* **OBJECTIVE**: Are you able to quote each entry exactly as written?

* **DATA EXCERPTS**:

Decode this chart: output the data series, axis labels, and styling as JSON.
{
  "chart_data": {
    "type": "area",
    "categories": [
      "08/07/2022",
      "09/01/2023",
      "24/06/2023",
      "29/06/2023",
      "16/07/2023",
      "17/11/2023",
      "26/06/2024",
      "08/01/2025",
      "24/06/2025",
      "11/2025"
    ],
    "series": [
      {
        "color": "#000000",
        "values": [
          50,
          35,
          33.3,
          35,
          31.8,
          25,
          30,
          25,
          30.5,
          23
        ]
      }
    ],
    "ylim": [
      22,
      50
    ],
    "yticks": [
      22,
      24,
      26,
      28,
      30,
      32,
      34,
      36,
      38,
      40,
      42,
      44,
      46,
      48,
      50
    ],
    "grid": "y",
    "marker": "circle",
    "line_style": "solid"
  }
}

* **FINAL ANSWER**:
Decode this chart: output the data series, axis labels, and styling as JSON.
{
  "chart_data": {
    "type": "area",
    "categories": [
      "08/07/2022",
      "09/01/2023",
      "24/06/2023",
      "29/06/2023",
      "16/07/2023",
      "17/11/2023",
      "26/06/2024",
      "08/01/2025",
      "24/06/2025",
      "11/2025"
    ],
    "series": [
      {
        "color": "#000000",
        "values": [
          50,
          35,
          33.3,
          35,
          31.8,
          25,
          30,
          25,
          30.5,
          23
        ]
      }
    ],
    "ylim": [
      22,
      50
    ],
    "yticks": [
      22,
      24,
      26,
      28,
      30,
      32,
      34,
      36,
      38,
      40,
      42,
      44,
      46,
      48,
      50
    ],
    "grid": "y",
    "marker": "circle",
    "line_style": "solid"
  }
}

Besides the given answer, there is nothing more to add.